Short problem =
Identify each line containing the word "trete" and copy it.

Information provided =
------

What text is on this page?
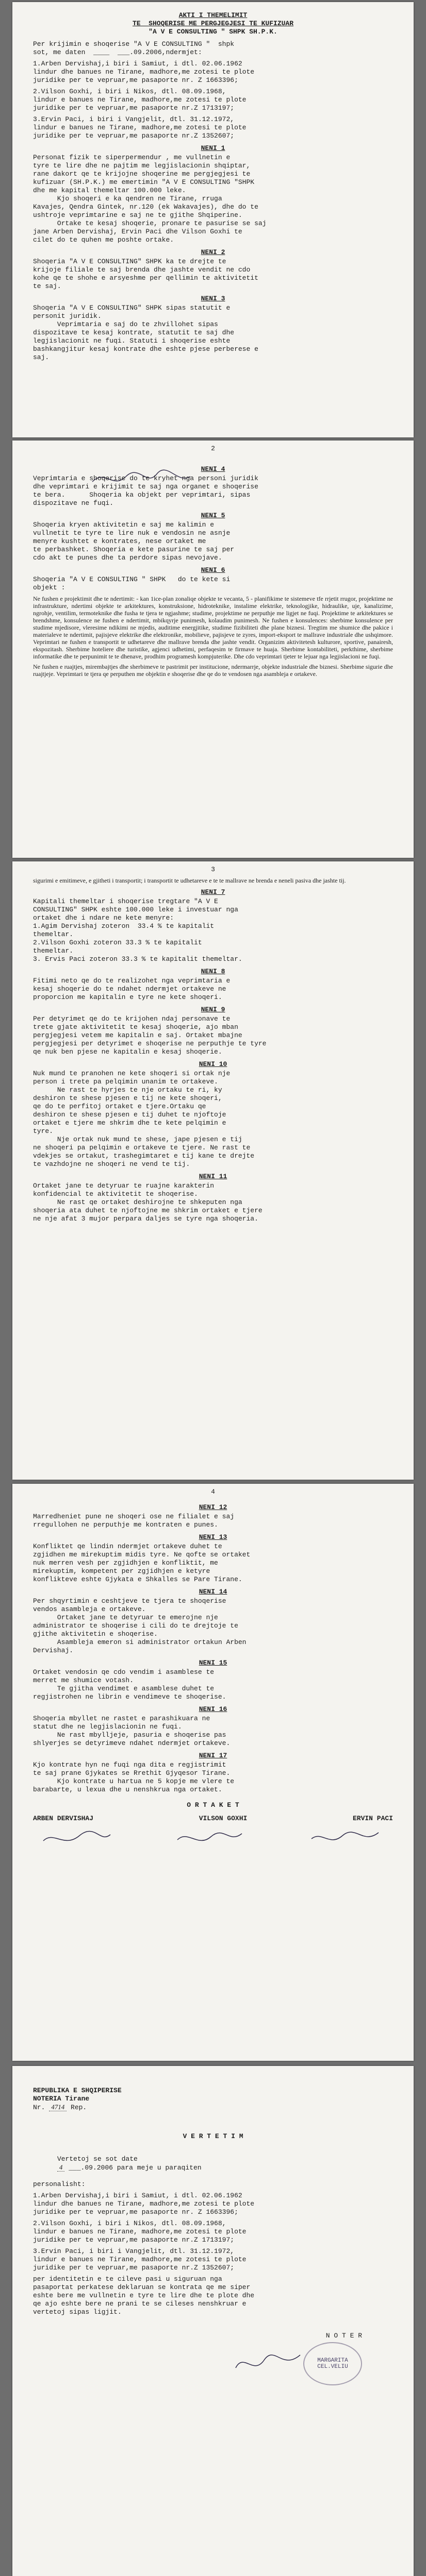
AKTI I THEMELIMIT
TE  SHOQERISE ME PERGJEGJESI TE KUFIZUAR
"A V E CONSULTING " SHPK SH.P.K.
Per krijimin e shoqerise "A V E CONSULTING "  shpk
sot, me daten  ____  ___.09.2006,ndermjet:
1.Arben Dervishaj,i biri i Samiut, i dtl. 02.06.1962
lindur dhe banues ne Tirane, madhore,me zotesi te plote
juridike per te vepruar,me pasaporte nr. Z 1663396;
2.Vilson Goxhi, i biri i Nikos, dtl. 08.09.1968,
lindur e banues ne Tirane, madhore,me zotesi te plote
juridike per te vepruar,me pasaporte nr.Z 1713197;
3.Ervin Paci, i biri i Vangjelit, dtl. 31.12.1972,
lindur e banues ne Tirane, madhore,me zotesi te plote
juridike per te vepruar,me pasaporte nr.Z 1352607;
NENI 1
Personat fizik te siperpermendur , me vullnetin e
tyre te lire dhe ne pajtim me legjislacionin shqiptar,
rane dakort qe te krijojne shoqerine me pergjegjesi te
kufizuar (SH.P.K.) me emertimin "A V E CONSULTING "SHPK
dhe me kapital themeltar 100.000 leke.
Kjo shoqeri e ka qendren ne Tirane, rruga
Kavajes, Qendra Gintek, nr.120 (ek Wakavajes), dhe do te
ushtroje veprimtarine e saj ne te gjithe Shqiperine.
Ortake te kesaj shoqerie, pronare te pasurise se saj
jane Arben Dervishaj, Ervin Paci dhe Vilson Goxhi te
cilet do te quhen me poshte ortake.
NENI 2
Shoqeria "A V E CONSULTING" SHPK ka te drejte te
krijoje filiale te saj brenda dhe jashte vendit ne cdo
kohe qe te shohe e arsyeshme per qellimin te aktivitetit
te saj.
NENI 3
Shoqeria "A V E CONSULTING" SHPK sipas statutit e
personit juridik.
Veprimtaria e saj do te zhvillohet sipas
dispozitave te kesaj kontrate, statutit te saj dhe
legjislacionit ne fuqi. Statuti i shoqerise eshte
bashkangjitur kesaj kontrate dhe eshte pjese perberese e
saj.
2
NENI 4
Veprimtaria e shoqerise do te kryhet nga personi juridik
dhe veprimtari e krijimit te saj nga organet e shoqerise
te bera.      Shoqeria ka objekt per veprimtari, sipas
dispozitave ne fuqi.
NENI 5
Shoqeria kryen aktivitetin e saj me kalimin e
vullnetit te tyre te lire nuk e vendosin ne asnje
menyre kushtet e kontrates, nese ortaket me
te perbashket. Shoqeria e kete pasurine te saj per
cdo akt te punes dhe ta perdore sipas nevojave.
NENI 6
Shoqeria "A V E CONSULTING " SHPK   do te kete si
objekt :
Ne fushen e projektimit dhe te ndertimit: - kan 1ice-plan zonaliqe objekte te vecanta, 5 - planifikime te sistemeve tfe rrjetit rrugor, projektime ne infrastrukture, ndertimi objekte te arkitektures, konstruksione, hidroteknike, instalime elektrike, teknologjike, hidraulike, uje, kanalizime, ngrohje, ventilim, termoteknike dhe fusha te tjera te ngjashme; studime, projektime ne perputhje me ligjet ne fuqi. Projektime te arkitektures se brendshme, konsulence ne fushen e ndertimit, mbikqyrje punimesh, kolaudim punimesh. Ne fushen e konsulences: sherbime konsulence per studime mjedisore, vleresime ndikimi ne mjedis, auditime energjitike, studime fizibiliteti dhe plane biznesi. Tregtim me shumice dhe pakice i materialeve te ndertimit, pajisjeve elektrike dhe elektronike, mobilieve, pajisjeve te zyres, import-eksport te mallrave industriale dhe ushqimore. Veprimtari ne fushen e transportit te udhetareve dhe mallrave brenda dhe jashte vendit. Organizim aktivitetesh kulturore, sportive, panairesh, ekspozitash. Sherbime hoteliere dhe turistike, agjenci udhetimi, perfaqesim te firmave te huaja. Sherbime kontabiliteti, perkthime, sherbime informatike dhe te perpunimit te te dhenave, prodhim programesh kompjuterike. Dhe cdo veprimtari tjeter te lejuar nga legjislacioni ne fuqi.
Ne fushen e ruajtjes, mirembajtjes dhe sherbimeve te pastrimit per institucione, ndermarrje, objekte industriale dhe biznesi. Sherbime sigurie dhe ruajtjeje. Veprimtari te tjera qe perputhen me objektin e shoqerise dhe qe do te vendosen nga asambleja e ortakeve.
3
sigurimi e emitimeve, e gjitheti i transportit; i transportit te udhetareve e te te mallrave ne brenda e neneli pasiva dhe jashte tij.
NENI 7
Kapitali themeltar i shoqerise tregtare "A V E
CONSULTING" SHPK eshte 100.000 leke i investuar nga
ortaket dhe i ndare ne kete menyre:
1.Agim Dervishaj zoteron  33.4 % te kapitalit
themeltar.
2.Vilson Goxhi zoteron 33.3 % te kapitalit
themeltar.
3. Ervis Paci zoteron 33.3 % te kapitalit themeltar.
NENI 8
Fitimi neto qe do te realizohet nga veprimtaria e
kesaj shoqerie do te ndahet ndermjet ortakeve ne
proporcion me kapitalin e tyre ne kete shoqeri.
NENI 9
Per detyrimet qe do te krijohen ndaj personave te
trete gjate aktivitetit te kesaj shoqerie, ajo mban
pergjegjesi vetem me kapitalin e saj. Ortaket mbajne
pergjegjesi per detyrimet e shoqerise ne perputhje te tyre
qe nuk ben pjese ne kapitalin e kesaj shoqerie.
NENI 10
Nuk mund te pranohen ne kete shoqeri si ortak nje
person i trete pa pelqimin unanim te ortakeve.
Ne rast te hyrjes te nje ortaku te ri, ky
deshiron te shese pjesen e tij ne kete shoqeri,
qe do te perfitoj ortaket e tjere.Ortaku qe
deshiron te shese pjesen e tij duhet te njoftoje
ortaket e tjere me shkrim dhe te kete pelqimin e
tyre.
Nje ortak nuk mund te shese, jape pjesen e tij
ne shoqeri pa pelqimin e ortakeve te tjere. Ne rast te
vdekjes se ortakut, trashegimtaret e tij kane te drejte
te vazhdojne ne shoqeri ne vend te tij.
NENI 11
Ortaket jane te detyruar te ruajne karakterin
konfidencial te aktivitetit te shoqerise.
Ne rast qe ortaket deshirojne te shkeputen nga
shoqeria ata duhet te njoftojne me shkrim ortaket e tjere
ne nje afat 3 mujor perpara daljes se tyre nga shoqeria.
4
NENI 12
Marredheniet pune ne shoqeri ose ne filialet e saj
rregullohen ne perputhje me kontraten e punes.
NENI 13
Konfliktet qe lindin ndermjet ortakeve duhet te
zgjidhen me mirekuptim midis tyre. Ne qofte se ortaket
nuk merren vesh per zgjidhjen e konfliktit, me
mirekuptim, kompetent per zgjidhjen e ketyre
konflikteve eshte Gjykata e Shkalles se Pare Tirane.
NENI 14
Per shqyrtimin e ceshtjeve te tjera te shoqerise
vendos asambleja e ortakeve.
Ortaket jane te detyruar te emerojne nje
administrator te shoqerise i cili do te drejtoje te
gjithe aktivitetin e shoqerise.
Asambleja emeron si administrator ortakun Arben
Dervishaj.
NENI 15
Ortaket vendosin qe cdo vendim i asamblese te
merret me shumice votash.
Te gjitha vendimet e asamblese duhet te
regjistrohen ne librin e vendimeve te shoqerise.
NENI 16
Shoqeria mbyllet ne rastet e parashikuara ne
statut dhe ne legjislacionin ne fuqi.
Ne rast mbylljeje, pasuria e shoqerise pas
shlyerjes se detyrimeve ndahet ndermjet ortakeve.
NENI 17
Kjo kontrate hyn ne fuqi nga dita e regjistrimit
te saj prane Gjykates se Rrethit Gjyqesor Tirane.
Kjo kontrate u hartua ne 5 kopje me vlere te
barabarte, u lexua dhe u nenshkrua nga ortaket.
O R T A K E T
ARBEN DERVISHAJ	VILSON GOXHI	ERVIN PACI
REPUBLIKA E SHQIPERISE
NOTERIA Tirane
Nr. 4714 Rep.
V E R T E T I M

Vertetoj se sot date
4 ___.09.2006 para meje u paraqiten

personalisht:
1.Arben Dervishaj,i biri i Samiut, i dtl. 02.06.1962
lindur dhe banues ne Tirane, madhore,me zotesi te plote
juridike per te vepruar,me pasaporte nr. Z 1663396;
2.Vilson Goxhi, i biri i Nikos, dtl. 08.09.1968,
lindur e banues ne Tirane, madhore,me zotesi te plote
juridike per te vepruar,me pasaporte nr.Z 1713197;
3.Ervin Paci, i biri i Vangjelit, dtl. 31.12.1972,
lindur e banues ne Tirane, madhore,me zotesi te plote
juridike per te vepruar,me pasaporte nr.Z 1352607;
per identitetin e te cileve pasi u siguruan nga
pasaportat perkatese deklaruan se kontrata qe me siper
eshte bere me vullnetin e tyre te lire dhe te plote dhe
qe ajo eshte bere ne prani te se cileses nenshkruar e
vertetoj sipas ligjit.
N O T E R
MARGARITA
CEL.VELIU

------

Full output =
trete gjate aktivitetit te kesaj shoqerie, ajo mban
person i trete pa pelqimin unanim te ortakeve.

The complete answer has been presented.